Element position data:
————————

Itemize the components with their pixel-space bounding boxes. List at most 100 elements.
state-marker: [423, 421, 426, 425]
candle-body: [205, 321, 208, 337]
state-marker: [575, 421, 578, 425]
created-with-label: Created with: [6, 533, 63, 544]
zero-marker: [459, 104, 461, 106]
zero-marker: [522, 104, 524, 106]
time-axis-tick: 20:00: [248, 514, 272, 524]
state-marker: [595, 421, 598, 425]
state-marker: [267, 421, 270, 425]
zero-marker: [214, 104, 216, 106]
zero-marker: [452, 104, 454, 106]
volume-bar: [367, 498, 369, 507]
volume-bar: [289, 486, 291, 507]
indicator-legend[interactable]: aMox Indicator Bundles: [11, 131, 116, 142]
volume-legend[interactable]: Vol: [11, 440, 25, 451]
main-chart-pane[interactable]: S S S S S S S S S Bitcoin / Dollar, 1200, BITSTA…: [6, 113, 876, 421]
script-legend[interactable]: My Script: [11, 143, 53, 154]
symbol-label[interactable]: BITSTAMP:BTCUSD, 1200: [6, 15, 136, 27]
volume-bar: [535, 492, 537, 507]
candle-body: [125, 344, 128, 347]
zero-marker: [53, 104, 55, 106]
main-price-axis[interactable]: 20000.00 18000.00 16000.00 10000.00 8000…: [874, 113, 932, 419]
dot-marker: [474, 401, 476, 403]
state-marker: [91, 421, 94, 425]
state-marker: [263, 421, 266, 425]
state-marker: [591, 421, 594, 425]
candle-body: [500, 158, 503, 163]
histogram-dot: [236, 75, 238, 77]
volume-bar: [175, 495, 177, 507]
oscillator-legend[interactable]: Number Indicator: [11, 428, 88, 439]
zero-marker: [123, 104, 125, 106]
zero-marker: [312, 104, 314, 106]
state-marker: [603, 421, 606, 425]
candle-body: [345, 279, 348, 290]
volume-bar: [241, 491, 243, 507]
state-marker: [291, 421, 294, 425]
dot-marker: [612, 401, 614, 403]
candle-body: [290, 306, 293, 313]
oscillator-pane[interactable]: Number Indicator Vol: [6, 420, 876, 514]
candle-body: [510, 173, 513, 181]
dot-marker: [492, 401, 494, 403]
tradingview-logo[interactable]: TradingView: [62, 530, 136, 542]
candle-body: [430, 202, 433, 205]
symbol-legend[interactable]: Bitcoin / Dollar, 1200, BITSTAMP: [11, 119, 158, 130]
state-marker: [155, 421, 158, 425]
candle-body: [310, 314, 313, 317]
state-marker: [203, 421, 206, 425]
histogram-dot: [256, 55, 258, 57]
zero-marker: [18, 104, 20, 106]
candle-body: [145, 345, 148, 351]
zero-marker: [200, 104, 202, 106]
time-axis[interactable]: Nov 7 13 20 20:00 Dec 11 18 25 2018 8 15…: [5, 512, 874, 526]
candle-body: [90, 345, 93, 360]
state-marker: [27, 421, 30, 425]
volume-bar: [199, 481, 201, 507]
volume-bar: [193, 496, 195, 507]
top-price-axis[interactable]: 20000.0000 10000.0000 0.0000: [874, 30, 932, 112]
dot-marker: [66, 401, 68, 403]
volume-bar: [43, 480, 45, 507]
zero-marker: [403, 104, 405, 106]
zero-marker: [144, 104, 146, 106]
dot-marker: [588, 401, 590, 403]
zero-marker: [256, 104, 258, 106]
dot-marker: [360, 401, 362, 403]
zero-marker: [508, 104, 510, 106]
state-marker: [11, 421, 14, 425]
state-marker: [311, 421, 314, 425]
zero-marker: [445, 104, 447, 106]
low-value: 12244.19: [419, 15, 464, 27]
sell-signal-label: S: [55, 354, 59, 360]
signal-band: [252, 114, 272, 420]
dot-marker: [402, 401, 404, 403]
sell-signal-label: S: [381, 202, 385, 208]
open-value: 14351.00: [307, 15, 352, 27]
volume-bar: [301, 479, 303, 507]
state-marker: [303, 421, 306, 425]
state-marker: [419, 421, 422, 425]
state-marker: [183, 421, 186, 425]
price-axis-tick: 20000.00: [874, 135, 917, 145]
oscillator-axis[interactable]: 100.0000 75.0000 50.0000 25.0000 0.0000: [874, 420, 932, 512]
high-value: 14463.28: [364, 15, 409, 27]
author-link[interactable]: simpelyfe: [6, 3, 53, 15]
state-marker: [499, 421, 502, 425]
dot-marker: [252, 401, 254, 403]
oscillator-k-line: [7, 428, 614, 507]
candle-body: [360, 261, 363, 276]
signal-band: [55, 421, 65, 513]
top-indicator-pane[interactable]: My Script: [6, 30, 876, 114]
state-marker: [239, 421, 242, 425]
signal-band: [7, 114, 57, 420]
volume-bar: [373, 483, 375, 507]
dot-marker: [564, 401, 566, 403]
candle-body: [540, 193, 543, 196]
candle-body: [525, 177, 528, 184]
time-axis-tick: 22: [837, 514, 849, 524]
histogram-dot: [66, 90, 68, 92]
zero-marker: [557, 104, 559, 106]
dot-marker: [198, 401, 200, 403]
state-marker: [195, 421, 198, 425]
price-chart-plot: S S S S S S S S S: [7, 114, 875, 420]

————————

◆ WRITTEN REQUEST: Format the records above as a Markdown table with the columns Row and Line. Put each non-blank line in order under Line with its number under Row, and leave out blank lines.

◆ EXPECTED ANSWER:
| Row | Line |
|---|---|
| 1 | Itemize the components with their pixel-space bounding boxes. List at most 100 elements. |
| 2 | state-marker: [423, 421, 426, 425] |
| 3 | candle-body: [205, 321, 208, 337] |
| 4 | state-marker: [575, 421, 578, 425] |
| 5 | created-with-label: Created with: [6, 533, 63, 544] |
| 6 | zero-marker: [459, 104, 461, 106] |
| 7 | zero-marker: [522, 104, 524, 106] |
| 8 | time-axis-tick: 20:00: [248, 514, 272, 524] |
| 9 | state-marker: [595, 421, 598, 425] |
| 10 | state-marker: [267, 421, 270, 425] |
| 11 | zero-marker: [214, 104, 216, 106] |
| 12 | zero-marker: [452, 104, 454, 106] |
| 13 | volume-bar: [367, 498, 369, 507] |
| 14 | volume-bar: [289, 486, 291, 507] |
| 15 | indicator-legend[interactable]: aMox Indicator Bundles: [11, 131, 116, 142] |
| 16 | volume-legend[interactable]: Vol: [11, 440, 25, 451] |
| 17 | main-chart-pane[interactable]: S S S S S S S S S Bitcoin / Dollar, 1200, BITSTA…: [6, 113, 876, 421] |
| 18 | script-legend[interactable]: My Script: [11, 143, 53, 154] |
| 19 | symbol-label[interactable]: BITSTAMP:BTCUSD, 1200: [6, 15, 136, 27] |
| 20 | volume-bar: [535, 492, 537, 507] |
| 21 | candle-body: [125, 344, 128, 347] |
| 22 | zero-marker: [53, 104, 55, 106] |
| 23 | main-price-axis[interactable]: 20000.00 18000.00 16000.00 10000.00 8000…: [874, 113, 932, 419] |
| 24 | dot-marker: [474, 401, 476, 403] |
| 25 | state-marker: [91, 421, 94, 425] |
| 26 | state-marker: [263, 421, 266, 425] |
| 27 | state-marker: [591, 421, 594, 425] |
| 28 | candle-body: [500, 158, 503, 163] |
| 29 | histogram-dot: [236, 75, 238, 77] |
| 30 | volume-bar: [175, 495, 177, 507] |
| 31 | oscillator-legend[interactable]: Number Indicator: [11, 428, 88, 439] |
| 32 | zero-marker: [123, 104, 125, 106] |
| 33 | zero-marker: [312, 104, 314, 106] |
| 34 | state-marker: [603, 421, 606, 425] |
| 35 | candle-body: [345, 279, 348, 290] |
| 36 | volume-bar: [241, 491, 243, 507] |
| 37 | state-marker: [291, 421, 294, 425] |
| 38 | dot-marker: [612, 401, 614, 403] |
| 39 | candle-body: [290, 306, 293, 313] |
| 40 | oscillator-pane[interactable]: Number Indicator Vol: [6, 420, 876, 514] |
| 41 | candle-body: [510, 173, 513, 181] |
| 42 | dot-marker: [492, 401, 494, 403] |
| 43 | tradingview-logo[interactable]: TradingView: [62, 530, 136, 542] |
| 44 | candle-body: [430, 202, 433, 205] |
| 45 | symbol-legend[interactable]: Bitcoin / Dollar, 1200, BITSTAMP: [11, 119, 158, 130] |
| 46 | state-marker: [155, 421, 158, 425] |
| 47 | candle-body: [310, 314, 313, 317] |
| 48 | state-marker: [203, 421, 206, 425] |
| 49 | histogram-dot: [256, 55, 258, 57] |
| 50 | zero-marker: [18, 104, 20, 106] |
| 51 | candle-body: [145, 345, 148, 351] |
| 52 | zero-marker: [200, 104, 202, 106] |
| 53 | time-axis[interactable]: Nov 7 13 20 20:00 Dec 11 18 25 2018 8 15…: [5, 512, 874, 526] |
| 54 | candle-body: [90, 345, 93, 360] |
| 55 | state-marker: [27, 421, 30, 425] |
| 56 | volume-bar: [199, 481, 201, 507] |
| 57 | volume-bar: [193, 496, 195, 507] |
| 58 | top-price-axis[interactable]: 20000.0000 10000.0000 0.0000: [874, 30, 932, 112] |
| 59 | dot-marker: [66, 401, 68, 403] |
| 60 | volume-bar: [43, 480, 45, 507] |
| 61 | zero-marker: [403, 104, 405, 106] |
| 62 | zero-marker: [144, 104, 146, 106] |
| 63 | dot-marker: [588, 401, 590, 403] |
| 64 | zero-marker: [256, 104, 258, 106] |
| 65 | dot-marker: [360, 401, 362, 403] |
| 66 | zero-marker: [508, 104, 510, 106] |
| 67 | state-marker: [11, 421, 14, 425] |
| 68 | state-marker: [311, 421, 314, 425] |
| 69 | zero-marker: [445, 104, 447, 106] |
| 70 | low-value: 12244.19: [419, 15, 464, 27] |
| 71 | sell-signal-label: S: [55, 354, 59, 360] |
| 72 | signal-band: [252, 114, 272, 420] |
| 73 | dot-marker: [402, 401, 404, 403] |
| 74 | sell-signal-label: S: [381, 202, 385, 208] |
| 75 | open-value: 14351.00: [307, 15, 352, 27] |
| 76 | volume-bar: [301, 479, 303, 507] |
| 77 | state-marker: [303, 421, 306, 425] |
| 78 | state-marker: [419, 421, 422, 425] |
| 79 | state-marker: [183, 421, 186, 425] |
| 80 | price-axis-tick: 20000.00: [874, 135, 917, 145] |
| 81 | oscillator-axis[interactable]: 100.0000 75.0000 50.0000 25.0000 0.0000: [874, 420, 932, 512] |
| 82 | high-value: 14463.28: [364, 15, 409, 27] |
| 83 | author-link[interactable]: simpelyfe: [6, 3, 53, 15] |
| 84 | state-marker: [499, 421, 502, 425] |
| 85 | dot-marker: [252, 401, 254, 403] |
| 86 | oscillator-k-line: [7, 428, 614, 507] |
| 87 | candle-body: [360, 261, 363, 276] |
| 88 | signal-band: [55, 421, 65, 513] |
| 89 | top-indicator-pane[interactable]: My Script: [6, 30, 876, 114] |
| 90 | state-marker: [239, 421, 242, 425] |
| 91 | signal-band: [7, 114, 57, 420] |
| 92 | volume-bar: [373, 483, 375, 507] |
| 93 | dot-marker: [564, 401, 566, 403] |
| 94 | candle-body: [540, 193, 543, 196] |
| 95 | candle-body: [525, 177, 528, 184] |
| 96 | time-axis-tick: 22: [837, 514, 849, 524] |
| 97 | histogram-dot: [66, 90, 68, 92] |
| 98 | zero-marker: [557, 104, 559, 106] |
| 99 | dot-marker: [198, 401, 200, 403] |
| 100 | state-marker: [195, 421, 198, 425] |
| 101 | price-chart-plot: S S S S S S S S S: [7, 114, 875, 420] |